### Records provided
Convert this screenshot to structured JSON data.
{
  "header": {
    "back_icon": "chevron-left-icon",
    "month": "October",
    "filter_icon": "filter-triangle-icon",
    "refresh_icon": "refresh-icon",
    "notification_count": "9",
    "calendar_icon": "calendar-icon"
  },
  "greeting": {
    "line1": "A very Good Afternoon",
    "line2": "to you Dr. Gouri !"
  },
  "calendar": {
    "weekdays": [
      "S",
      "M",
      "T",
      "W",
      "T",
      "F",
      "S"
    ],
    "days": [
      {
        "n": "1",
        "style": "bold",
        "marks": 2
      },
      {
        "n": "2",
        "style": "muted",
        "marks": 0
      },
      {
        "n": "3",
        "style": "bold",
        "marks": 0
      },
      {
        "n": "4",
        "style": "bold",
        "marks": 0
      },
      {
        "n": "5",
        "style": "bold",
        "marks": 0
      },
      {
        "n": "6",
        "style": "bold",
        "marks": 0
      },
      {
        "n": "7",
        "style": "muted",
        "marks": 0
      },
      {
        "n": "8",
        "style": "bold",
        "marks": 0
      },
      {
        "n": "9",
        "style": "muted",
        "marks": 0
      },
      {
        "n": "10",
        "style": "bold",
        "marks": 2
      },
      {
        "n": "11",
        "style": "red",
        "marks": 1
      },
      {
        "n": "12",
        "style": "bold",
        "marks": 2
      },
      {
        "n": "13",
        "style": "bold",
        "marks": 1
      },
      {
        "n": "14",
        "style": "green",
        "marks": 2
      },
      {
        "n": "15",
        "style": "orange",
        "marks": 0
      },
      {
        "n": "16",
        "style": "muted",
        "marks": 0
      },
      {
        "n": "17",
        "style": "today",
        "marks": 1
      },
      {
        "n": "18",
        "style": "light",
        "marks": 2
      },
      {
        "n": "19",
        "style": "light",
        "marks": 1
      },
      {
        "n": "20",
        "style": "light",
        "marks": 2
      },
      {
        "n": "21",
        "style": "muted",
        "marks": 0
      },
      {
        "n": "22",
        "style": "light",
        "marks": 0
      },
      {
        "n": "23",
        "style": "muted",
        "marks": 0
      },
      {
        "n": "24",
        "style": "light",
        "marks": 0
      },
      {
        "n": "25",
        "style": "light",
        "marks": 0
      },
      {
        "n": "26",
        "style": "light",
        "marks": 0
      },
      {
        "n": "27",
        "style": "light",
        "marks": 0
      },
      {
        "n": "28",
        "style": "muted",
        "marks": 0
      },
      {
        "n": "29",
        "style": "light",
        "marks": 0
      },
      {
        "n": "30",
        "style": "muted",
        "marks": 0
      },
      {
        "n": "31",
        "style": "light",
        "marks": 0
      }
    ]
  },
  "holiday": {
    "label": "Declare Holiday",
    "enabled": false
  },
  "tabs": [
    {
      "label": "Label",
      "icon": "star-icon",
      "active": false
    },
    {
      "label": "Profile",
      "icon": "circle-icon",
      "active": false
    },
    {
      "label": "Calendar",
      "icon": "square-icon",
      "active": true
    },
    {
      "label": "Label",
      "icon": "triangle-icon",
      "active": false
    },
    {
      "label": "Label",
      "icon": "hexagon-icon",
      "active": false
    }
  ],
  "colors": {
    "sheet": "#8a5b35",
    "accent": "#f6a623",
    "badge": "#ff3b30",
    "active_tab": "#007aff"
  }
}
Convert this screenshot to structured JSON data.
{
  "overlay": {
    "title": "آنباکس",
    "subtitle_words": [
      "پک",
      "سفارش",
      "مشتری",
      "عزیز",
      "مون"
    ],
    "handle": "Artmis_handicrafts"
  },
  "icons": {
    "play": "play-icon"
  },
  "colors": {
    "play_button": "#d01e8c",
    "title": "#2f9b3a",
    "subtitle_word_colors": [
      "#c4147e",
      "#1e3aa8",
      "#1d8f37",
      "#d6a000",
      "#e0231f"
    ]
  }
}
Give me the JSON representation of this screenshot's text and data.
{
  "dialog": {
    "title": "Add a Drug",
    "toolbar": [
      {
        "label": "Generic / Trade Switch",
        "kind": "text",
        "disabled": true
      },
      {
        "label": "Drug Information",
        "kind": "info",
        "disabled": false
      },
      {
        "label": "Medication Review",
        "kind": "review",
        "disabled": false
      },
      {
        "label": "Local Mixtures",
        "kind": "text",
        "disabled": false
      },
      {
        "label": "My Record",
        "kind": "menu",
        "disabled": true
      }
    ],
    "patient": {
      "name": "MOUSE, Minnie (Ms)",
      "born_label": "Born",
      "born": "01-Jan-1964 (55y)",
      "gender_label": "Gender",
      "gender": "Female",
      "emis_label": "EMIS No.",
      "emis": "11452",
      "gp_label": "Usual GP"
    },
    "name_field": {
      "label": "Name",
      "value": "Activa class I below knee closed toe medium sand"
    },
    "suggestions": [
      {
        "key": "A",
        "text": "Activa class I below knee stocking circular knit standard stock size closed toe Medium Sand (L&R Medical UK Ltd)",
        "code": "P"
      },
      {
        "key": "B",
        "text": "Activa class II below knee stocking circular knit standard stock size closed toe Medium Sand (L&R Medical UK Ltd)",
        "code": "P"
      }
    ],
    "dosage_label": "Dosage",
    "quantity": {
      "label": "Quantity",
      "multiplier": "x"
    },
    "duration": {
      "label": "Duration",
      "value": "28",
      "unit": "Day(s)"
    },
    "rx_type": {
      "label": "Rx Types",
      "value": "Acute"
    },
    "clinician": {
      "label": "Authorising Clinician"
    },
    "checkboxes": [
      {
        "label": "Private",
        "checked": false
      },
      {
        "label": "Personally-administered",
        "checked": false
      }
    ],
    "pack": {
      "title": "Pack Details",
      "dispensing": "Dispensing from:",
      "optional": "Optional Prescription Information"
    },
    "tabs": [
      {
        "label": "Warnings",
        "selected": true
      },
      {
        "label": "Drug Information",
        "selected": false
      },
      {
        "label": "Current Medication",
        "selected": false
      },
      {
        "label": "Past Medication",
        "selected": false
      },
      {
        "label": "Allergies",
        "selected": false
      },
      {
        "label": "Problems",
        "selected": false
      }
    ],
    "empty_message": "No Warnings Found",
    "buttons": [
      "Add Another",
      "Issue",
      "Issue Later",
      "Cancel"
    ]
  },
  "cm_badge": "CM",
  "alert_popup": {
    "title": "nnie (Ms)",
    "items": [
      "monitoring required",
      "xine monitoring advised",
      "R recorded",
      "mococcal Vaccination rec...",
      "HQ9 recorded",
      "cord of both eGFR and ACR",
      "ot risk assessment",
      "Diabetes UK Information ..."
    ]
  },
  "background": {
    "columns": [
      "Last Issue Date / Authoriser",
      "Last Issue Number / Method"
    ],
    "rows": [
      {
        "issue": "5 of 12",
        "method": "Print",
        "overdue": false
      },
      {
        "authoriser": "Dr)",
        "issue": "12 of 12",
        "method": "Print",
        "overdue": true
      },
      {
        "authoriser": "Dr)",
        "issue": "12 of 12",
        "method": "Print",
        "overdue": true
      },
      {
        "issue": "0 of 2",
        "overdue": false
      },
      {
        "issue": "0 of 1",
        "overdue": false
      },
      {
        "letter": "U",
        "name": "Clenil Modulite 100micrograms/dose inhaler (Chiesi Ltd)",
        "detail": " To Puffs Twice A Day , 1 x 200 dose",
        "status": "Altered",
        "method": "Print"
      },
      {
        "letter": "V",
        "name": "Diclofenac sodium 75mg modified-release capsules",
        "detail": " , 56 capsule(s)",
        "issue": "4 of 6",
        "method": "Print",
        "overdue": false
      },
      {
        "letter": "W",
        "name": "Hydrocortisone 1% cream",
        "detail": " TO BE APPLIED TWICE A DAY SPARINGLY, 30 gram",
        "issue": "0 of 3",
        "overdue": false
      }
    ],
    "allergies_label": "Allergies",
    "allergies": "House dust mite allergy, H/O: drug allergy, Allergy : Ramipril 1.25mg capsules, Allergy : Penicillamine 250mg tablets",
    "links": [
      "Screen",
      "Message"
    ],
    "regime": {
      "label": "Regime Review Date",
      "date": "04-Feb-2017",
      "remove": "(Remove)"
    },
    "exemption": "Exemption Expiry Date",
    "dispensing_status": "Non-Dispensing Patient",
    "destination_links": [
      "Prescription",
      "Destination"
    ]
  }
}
######
__Problem statement__:
Return all lines of the material above in which the word "Medication" occurs.

__Answer below__:
        "label": "Medication Review",
        "label": "Current Medication",
        "label": "Past Medication",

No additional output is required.